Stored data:
%%

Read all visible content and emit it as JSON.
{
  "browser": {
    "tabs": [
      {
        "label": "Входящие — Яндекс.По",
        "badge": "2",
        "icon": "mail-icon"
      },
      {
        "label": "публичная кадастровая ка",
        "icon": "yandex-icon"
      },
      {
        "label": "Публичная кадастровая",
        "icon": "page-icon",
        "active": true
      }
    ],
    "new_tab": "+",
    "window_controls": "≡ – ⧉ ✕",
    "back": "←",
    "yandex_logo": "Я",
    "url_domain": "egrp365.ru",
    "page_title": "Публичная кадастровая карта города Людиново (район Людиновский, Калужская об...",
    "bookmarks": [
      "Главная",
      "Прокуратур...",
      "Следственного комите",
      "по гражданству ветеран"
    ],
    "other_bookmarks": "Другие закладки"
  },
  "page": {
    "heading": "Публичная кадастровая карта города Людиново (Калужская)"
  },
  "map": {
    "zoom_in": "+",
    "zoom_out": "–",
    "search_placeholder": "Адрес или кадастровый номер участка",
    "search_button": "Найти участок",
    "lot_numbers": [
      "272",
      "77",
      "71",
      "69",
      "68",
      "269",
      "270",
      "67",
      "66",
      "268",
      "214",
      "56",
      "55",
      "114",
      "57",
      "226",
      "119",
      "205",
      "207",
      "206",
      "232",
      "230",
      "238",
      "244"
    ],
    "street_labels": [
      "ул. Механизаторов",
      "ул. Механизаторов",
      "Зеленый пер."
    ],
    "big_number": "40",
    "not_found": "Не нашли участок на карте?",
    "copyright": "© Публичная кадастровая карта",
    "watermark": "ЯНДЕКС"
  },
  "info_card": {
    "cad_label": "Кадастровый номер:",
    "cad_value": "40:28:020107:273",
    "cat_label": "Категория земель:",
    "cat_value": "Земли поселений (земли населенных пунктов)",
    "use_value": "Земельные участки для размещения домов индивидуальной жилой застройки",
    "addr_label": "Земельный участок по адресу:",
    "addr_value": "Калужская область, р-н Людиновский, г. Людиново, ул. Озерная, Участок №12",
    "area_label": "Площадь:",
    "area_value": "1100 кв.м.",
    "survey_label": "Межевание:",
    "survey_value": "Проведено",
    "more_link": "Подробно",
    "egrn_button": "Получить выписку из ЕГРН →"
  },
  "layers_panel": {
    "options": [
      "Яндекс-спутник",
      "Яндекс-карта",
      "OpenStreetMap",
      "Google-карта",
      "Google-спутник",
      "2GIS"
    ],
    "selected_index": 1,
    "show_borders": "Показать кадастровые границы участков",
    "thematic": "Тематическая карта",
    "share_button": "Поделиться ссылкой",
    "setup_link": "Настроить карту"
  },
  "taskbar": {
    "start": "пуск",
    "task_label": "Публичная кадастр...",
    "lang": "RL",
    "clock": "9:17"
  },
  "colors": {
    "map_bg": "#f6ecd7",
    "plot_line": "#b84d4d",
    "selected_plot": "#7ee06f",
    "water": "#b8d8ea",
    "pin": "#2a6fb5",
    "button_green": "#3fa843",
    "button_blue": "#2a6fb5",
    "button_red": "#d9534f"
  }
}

%%

- **Written exercise**: Extract the full listing above without alteration.

- **Answer to the task**:
Read all visible content and emit it as JSON.
{
  "browser": {
    "tabs": [
      {
        "label": "Входящие — Яндекс.По",
        "badge": "2",
        "icon": "mail-icon"
      },
      {
        "label": "публичная кадастровая ка",
        "icon": "yandex-icon"
      },
      {
        "label": "Публичная кадастровая",
        "icon": "page-icon",
        "active": true
      }
    ],
    "new_tab": "+",
    "window_controls": "≡ – ⧉ ✕",
    "back": "←",
    "yandex_logo": "Я",
    "url_domain": "egrp365.ru",
    "page_title": "Публичная кадастровая карта города Людиново (район Людиновский, Калужская об...",
    "bookmarks": [
      "Главная",
      "Прокуратур...",
      "Следственного комите",
      "по гражданству ветеран"
    ],
    "other_bookmarks": "Другие закладки"
  },
  "page": {
    "heading": "Публичная кадастровая карта города Людиново (Калужская)"
  },
  "map": {
    "zoom_in": "+",
    "zoom_out": "–",
    "search_placeholder": "Адрес или кадастровый номер участка",
    "search_button": "Найти участок",
    "lot_numbers": [
      "272",
      "77",
      "71",
      "69",
      "68",
      "269",
      "270",
      "67",
      "66",
      "268",
      "214",
      "56",
      "55",
      "114",
      "57",
      "226",
      "119",
      "205",
      "207",
      "206",
      "232",
      "230",
      "238",
      "244"
    ],
    "street_labels": [
      "ул. Механизаторов",
      "ул. Механизаторов",
      "Зеленый пер."
    ],
    "big_number": "40",
    "not_found": "Не нашли участок на карте?",
    "copyright": "© Публичная кадастровая карта",
    "watermark": "ЯНДЕКС"
  },
  "info_card": {
    "cad_label": "Кадастровый номер:",
    "cad_value": "40:28:020107:273",
    "cat_label": "Категория земель:",
    "cat_value": "Земли поселений (земли населенных пунктов)",
    "use_value": "Земельные участки для размещения домов индивидуальной жилой застройки",
    "addr_label": "Земельный участок по адресу:",
    "addr_value": "Калужская область, р-н Людиновский, г. Людиново, ул. Озерная, Участок №12",
    "area_label": "Площадь:",
    "area_value": "1100 кв.м.",
    "survey_label": "Межевание:",
    "survey_value": "Проведено",
    "more_link": "Подробно",
    "egrn_button": "Получить выписку из ЕГРН →"
  },
  "layers_panel": {
    "options": [
      "Яндекс-спутник",
      "Яндекс-карта",
      "OpenStreetMap",
      "Google-карта",
      "Google-спутник",
      "2GIS"
    ],
    "selected_index": 1,
    "show_borders": "Показать кадастровые границы участков",
    "thematic": "Тематическая карта",
    "share_button": "Поделиться ссылкой",
    "setup_link": "Настроить карту"
  },
  "taskbar": {
    "start": "пуск",
    "task_label": "Публичная кадастр...",
    "lang": "RL",
    "clock": "9:17"
  },
  "colors": {
    "map_bg": "#f6ecd7",
    "plot_line": "#b84d4d",
    "selected_plot": "#7ee06f",
    "water": "#b8d8ea",
    "pin": "#2a6fb5",
    "button_green": "#3fa843",
    "button_blue": "#2a6fb5",
    "button_red": "#d9534f"
  }
}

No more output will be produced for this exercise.